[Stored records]
● ● ● ●

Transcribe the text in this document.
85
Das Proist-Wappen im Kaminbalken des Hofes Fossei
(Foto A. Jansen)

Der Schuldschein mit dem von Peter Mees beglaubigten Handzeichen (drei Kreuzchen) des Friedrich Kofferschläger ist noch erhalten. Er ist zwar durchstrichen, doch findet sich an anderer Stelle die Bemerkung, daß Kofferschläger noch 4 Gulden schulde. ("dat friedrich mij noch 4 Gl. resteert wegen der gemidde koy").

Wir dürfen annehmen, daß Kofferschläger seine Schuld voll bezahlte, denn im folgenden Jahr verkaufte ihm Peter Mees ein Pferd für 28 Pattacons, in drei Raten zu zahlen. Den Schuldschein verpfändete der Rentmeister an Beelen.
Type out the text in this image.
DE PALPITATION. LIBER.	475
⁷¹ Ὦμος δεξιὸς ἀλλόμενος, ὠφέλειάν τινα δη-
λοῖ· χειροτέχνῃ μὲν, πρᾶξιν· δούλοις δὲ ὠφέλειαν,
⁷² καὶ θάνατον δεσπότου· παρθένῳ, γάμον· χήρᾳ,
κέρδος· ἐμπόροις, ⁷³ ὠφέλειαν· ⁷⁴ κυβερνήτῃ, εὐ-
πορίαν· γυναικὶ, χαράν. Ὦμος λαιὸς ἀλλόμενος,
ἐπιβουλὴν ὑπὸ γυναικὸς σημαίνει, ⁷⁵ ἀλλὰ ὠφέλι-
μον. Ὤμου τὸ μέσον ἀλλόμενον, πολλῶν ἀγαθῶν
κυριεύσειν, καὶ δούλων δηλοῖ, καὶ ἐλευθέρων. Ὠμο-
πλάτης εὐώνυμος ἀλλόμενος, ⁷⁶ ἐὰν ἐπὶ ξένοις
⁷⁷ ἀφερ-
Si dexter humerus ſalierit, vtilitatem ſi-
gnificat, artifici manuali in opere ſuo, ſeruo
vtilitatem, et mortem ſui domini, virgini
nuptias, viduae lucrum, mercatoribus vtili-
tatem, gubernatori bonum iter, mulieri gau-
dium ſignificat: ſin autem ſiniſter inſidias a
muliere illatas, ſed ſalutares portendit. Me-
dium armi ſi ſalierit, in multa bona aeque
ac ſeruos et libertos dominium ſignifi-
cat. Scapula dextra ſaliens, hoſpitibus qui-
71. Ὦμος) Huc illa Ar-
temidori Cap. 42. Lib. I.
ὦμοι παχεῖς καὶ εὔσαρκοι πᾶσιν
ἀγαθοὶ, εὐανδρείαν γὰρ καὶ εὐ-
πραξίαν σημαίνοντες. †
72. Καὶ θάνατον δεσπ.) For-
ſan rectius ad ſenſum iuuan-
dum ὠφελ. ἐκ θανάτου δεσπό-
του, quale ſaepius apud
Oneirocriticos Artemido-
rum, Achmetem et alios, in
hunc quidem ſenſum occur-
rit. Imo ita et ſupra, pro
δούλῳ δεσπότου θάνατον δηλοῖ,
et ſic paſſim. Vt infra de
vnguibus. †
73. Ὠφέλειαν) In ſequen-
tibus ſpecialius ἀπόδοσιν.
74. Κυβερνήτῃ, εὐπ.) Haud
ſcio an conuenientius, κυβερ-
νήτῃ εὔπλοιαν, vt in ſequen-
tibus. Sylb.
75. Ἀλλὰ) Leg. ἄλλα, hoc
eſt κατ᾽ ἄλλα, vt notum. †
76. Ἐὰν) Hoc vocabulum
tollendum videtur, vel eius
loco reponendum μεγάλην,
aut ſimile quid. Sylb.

● ● ● ●

Give the count of lines that hold the word "vtilitatem", with nothing added.

→ **CORRECT RESULT**
2